*Supplied records*:

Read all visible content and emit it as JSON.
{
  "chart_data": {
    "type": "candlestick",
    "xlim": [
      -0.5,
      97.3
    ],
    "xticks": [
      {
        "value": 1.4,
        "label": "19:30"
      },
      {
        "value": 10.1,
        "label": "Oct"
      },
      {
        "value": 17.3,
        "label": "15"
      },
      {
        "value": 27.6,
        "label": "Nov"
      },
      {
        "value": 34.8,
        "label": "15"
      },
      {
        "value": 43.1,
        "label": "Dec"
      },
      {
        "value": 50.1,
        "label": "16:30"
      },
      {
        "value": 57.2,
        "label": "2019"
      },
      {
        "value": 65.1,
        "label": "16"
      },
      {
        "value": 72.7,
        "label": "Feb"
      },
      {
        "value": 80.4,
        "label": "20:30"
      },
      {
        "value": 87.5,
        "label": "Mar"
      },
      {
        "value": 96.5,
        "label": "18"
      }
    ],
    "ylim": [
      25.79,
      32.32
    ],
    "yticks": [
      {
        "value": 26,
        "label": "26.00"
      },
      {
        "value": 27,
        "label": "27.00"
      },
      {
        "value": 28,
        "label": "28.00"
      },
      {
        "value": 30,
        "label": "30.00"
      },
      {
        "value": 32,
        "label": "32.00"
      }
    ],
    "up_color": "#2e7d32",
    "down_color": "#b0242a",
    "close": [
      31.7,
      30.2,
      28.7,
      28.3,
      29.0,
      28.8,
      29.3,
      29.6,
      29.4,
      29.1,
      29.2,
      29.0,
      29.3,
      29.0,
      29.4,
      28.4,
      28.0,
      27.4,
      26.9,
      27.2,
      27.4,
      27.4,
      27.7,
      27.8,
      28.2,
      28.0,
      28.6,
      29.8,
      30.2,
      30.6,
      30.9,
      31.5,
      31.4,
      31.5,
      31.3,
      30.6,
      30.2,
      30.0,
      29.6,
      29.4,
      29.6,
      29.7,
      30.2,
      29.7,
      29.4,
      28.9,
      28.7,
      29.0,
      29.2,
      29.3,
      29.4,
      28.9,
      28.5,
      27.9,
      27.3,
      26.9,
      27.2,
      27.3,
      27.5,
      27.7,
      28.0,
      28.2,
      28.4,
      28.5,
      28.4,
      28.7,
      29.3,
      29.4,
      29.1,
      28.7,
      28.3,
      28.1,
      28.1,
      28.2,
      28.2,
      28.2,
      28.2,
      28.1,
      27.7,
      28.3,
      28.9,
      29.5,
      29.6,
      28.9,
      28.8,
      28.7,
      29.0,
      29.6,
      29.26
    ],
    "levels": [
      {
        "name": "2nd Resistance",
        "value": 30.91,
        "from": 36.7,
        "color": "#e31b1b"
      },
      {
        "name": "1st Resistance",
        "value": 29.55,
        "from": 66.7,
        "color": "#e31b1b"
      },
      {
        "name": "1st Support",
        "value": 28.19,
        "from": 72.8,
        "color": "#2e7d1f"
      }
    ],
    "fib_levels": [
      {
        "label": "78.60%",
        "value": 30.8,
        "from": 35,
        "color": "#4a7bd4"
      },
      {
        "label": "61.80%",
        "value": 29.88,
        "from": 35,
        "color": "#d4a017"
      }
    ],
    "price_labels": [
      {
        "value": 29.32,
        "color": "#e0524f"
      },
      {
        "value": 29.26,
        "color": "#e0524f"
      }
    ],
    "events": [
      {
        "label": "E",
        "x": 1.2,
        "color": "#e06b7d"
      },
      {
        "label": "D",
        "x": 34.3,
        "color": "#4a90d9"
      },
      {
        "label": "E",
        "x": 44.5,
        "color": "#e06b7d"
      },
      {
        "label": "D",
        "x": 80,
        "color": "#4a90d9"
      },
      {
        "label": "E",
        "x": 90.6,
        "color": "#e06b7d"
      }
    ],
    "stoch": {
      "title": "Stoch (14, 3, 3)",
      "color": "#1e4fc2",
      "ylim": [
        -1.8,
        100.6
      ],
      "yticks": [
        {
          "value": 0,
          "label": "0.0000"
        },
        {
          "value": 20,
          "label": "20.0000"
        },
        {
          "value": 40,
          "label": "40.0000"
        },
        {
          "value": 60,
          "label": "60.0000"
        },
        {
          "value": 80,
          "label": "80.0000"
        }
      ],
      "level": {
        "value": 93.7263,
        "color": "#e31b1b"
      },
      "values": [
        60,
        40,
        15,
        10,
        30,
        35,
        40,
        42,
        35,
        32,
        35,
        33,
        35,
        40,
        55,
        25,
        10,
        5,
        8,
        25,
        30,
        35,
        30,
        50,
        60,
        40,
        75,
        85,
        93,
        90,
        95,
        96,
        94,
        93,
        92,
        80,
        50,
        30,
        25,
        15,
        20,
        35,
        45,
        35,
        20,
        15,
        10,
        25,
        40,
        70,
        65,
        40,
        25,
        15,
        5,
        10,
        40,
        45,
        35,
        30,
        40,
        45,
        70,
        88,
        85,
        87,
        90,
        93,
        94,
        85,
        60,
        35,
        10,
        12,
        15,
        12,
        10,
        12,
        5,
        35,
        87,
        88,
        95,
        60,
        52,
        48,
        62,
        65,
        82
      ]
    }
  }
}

*What is required*: Give nothing but the count of lines in the listing above that hold the string "from".

*Output below*: 5